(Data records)
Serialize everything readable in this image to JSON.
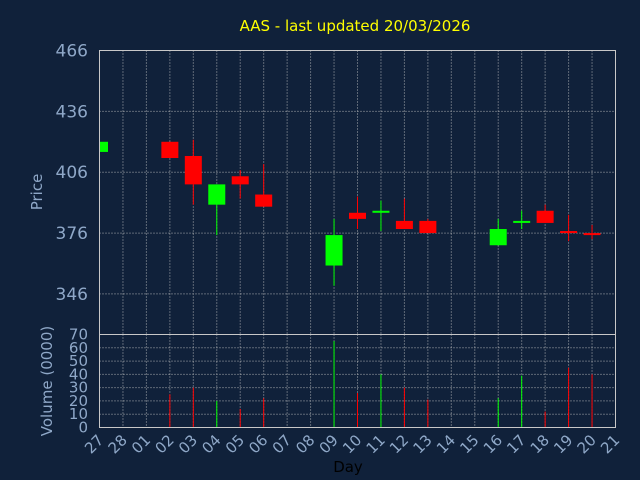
{
  "chart_data": {
    "type": "candlestick",
    "title": "AAS - last updated 20/03/2026",
    "xlabel": "Day",
    "price_panel": {
      "ylabel": "Price",
      "ylim": [
        326,
        466
      ],
      "yticks": [
        "346",
        "376",
        "406",
        "436",
        "466"
      ]
    },
    "volume_panel": {
      "ylabel": "Volume (0000)",
      "ylim": [
        0,
        70
      ],
      "yticks": [
        "0",
        "10",
        "20",
        "30",
        "40",
        "50",
        "60",
        "70"
      ]
    },
    "days": [
      "27",
      "28",
      "01",
      "02",
      "03",
      "04",
      "05",
      "06",
      "07",
      "08",
      "09",
      "10",
      "11",
      "12",
      "13",
      "14",
      "15",
      "16",
      "17",
      "18",
      "19",
      "20",
      "21"
    ],
    "candles": [
      {
        "day": "27",
        "open": 416,
        "high": 421,
        "low": 416,
        "close": 421,
        "volume": 0
      },
      {
        "day": "02",
        "open": 421,
        "high": 421,
        "low": 413,
        "close": 413,
        "volume": 25
      },
      {
        "day": "03",
        "open": 414,
        "high": 422,
        "low": 390,
        "close": 400,
        "volume": 30
      },
      {
        "day": "04",
        "open": 390,
        "high": 400,
        "low": 375,
        "close": 400,
        "volume": 20
      },
      {
        "day": "05",
        "open": 404,
        "high": 407,
        "low": 393,
        "close": 400,
        "volume": 14
      },
      {
        "day": "06",
        "open": 395,
        "high": 410,
        "low": 389,
        "close": 389,
        "volume": 22
      },
      {
        "day": "09",
        "open": 360,
        "high": 383,
        "low": 350,
        "close": 375,
        "volume": 65
      },
      {
        "day": "10",
        "open": 386,
        "high": 394,
        "low": 378,
        "close": 383,
        "volume": 26
      },
      {
        "day": "11",
        "open": 386,
        "high": 392,
        "low": 377,
        "close": 387,
        "volume": 40
      },
      {
        "day": "12",
        "open": 382,
        "high": 393,
        "low": 378,
        "close": 378,
        "volume": 30
      },
      {
        "day": "13",
        "open": 382,
        "high": 383,
        "low": 376,
        "close": 376,
        "volume": 21
      },
      {
        "day": "16",
        "open": 370,
        "high": 383,
        "low": 370,
        "close": 378,
        "volume": 22
      },
      {
        "day": "17",
        "open": 381,
        "high": 387,
        "low": 378,
        "close": 382,
        "volume": 39
      },
      {
        "day": "18",
        "open": 387,
        "high": 390,
        "low": 381,
        "close": 381,
        "volume": 12
      },
      {
        "day": "19",
        "open": 377,
        "high": 385,
        "low": 372,
        "close": 376,
        "volume": 45
      },
      {
        "day": "20",
        "open": 376,
        "high": 380,
        "low": 373,
        "close": 375,
        "volume": 40
      }
    ],
    "colors": {
      "up": "#00ff00",
      "down": "#ff0000",
      "title": "#ffff00",
      "axis_text": "#8fa8c8",
      "grid": "#c8c8c8",
      "background": "#10213a"
    },
    "grid": true
  }
}
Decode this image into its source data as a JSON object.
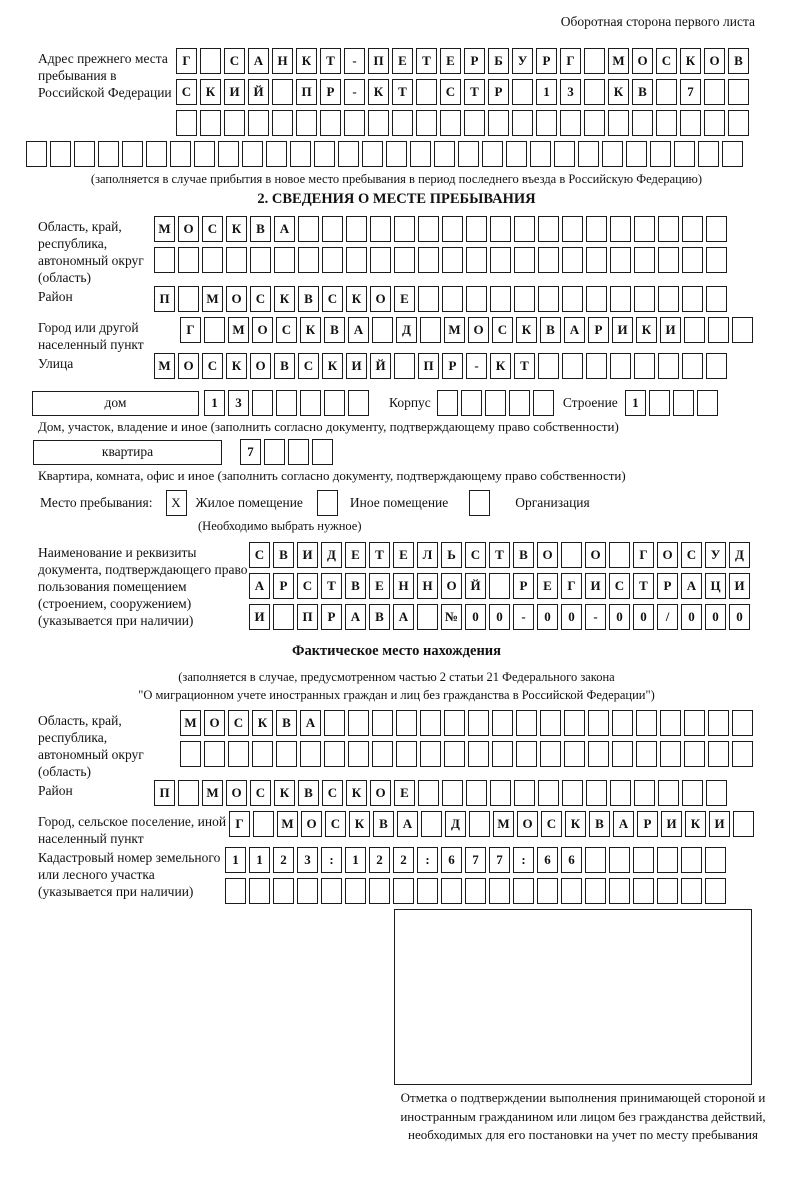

Work instructions:
Go through the listing above and write it all out exactly, leaving out any picture.

Exercise response:
Serialize everything readable in this image to JSON.
{
  "chart_data": {
    "type": "candlestick",
    "title": "AAS - last updated 20/03/2026",
    "xlabel": "Day",
    "price_panel": {
      "ylabel": "Price",
      "ylim": [
        326,
        466
      ],
      "yticks": [
        "346",
        "376",
        "406",
        "436",
        "466"
      ]
    },
    "volume_panel": {
      "ylabel": "Volume (0000)",
      "ylim": [
        0,
        70
      ],
      "yticks": [
        "0",
        "10",
        "20",
        "30",
        "40",
        "50",
        "60",
        "70"
      ]
    },
    "days": [
      "27",
      "28",
      "01",
      "02",
      "03",
      "04",
      "05",
      "06",
      "07",
      "08",
      "09",
      "10",
      "11",
      "12",
      "13",
      "14",
      "15",
      "16",
      "17",
      "18",
      "19",
      "20",
      "21"
    ],
    "candles": [
      {
        "day": "27",
        "open": 416,
        "high": 421,
        "low": 416,
        "close": 421,
        "volume": 0
      },
      {
        "day": "02",
        "open": 421,
        "high": 421,
        "low": 413,
        "close": 413,
        "volume": 25
      },
      {
        "day": "03",
        "open": 414,
        "high": 422,
        "low": 390,
        "close": 400,
        "volume": 30
      },
      {
        "day": "04",
        "open": 390,
        "high": 400,
        "low": 375,
        "close": 400,
        "volume": 20
      },
      {
        "day": "05",
        "open": 404,
        "high": 407,
        "low": 393,
        "close": 400,
        "volume": 14
      },
      {
        "day": "06",
        "open": 395,
        "high": 410,
        "low": 389,
        "close": 389,
        "volume": 22
      },
      {
        "day": "09",
        "open": 360,
        "high": 383,
        "low": 350,
        "close": 375,
        "volume": 65
      },
      {
        "day": "10",
        "open": 386,
        "high": 394,
        "low": 378,
        "close": 383,
        "volume": 26
      },
      {
        "day": "11",
        "open": 386,
        "high": 392,
        "low": 377,
        "close": 387,
        "volume": 40
      },
      {
        "day": "12",
        "open": 382,
        "high": 393,
        "low": 378,
        "close": 378,
        "volume": 30
      },
      {
        "day": "13",
        "open": 382,
        "high": 383,
        "low": 376,
        "close": 376,
        "volume": 21
      },
      {
        "day": "16",
        "open": 370,
        "high": 383,
        "low": 370,
        "close": 378,
        "volume": 22
      },
      {
        "day": "17",
        "open": 381,
        "high": 387,
        "low": 378,
        "close": 382,
        "volume": 39
      },
      {
        "day": "18",
        "open": 387,
        "high": 390,
        "low": 381,
        "close": 381,
        "volume": 12
      },
      {
        "day": "19",
        "open": 377,
        "high": 385,
        "low": 372,
        "close": 376,
        "volume": 45
      },
      {
        "day": "20",
        "open": 376,
        "high": 380,
        "low": 373,
        "close": 375,
        "volume": 40
      }
    ],
    "colors": {
      "up": "#00ff00",
      "down": "#ff0000",
      "title": "#ffff00",
      "axis_text": "#8fa8c8",
      "grid": "#c8c8c8",
      "background": "#10213a"
    },
    "grid": true
  }
}
Decode this image into its source data as a JSON object.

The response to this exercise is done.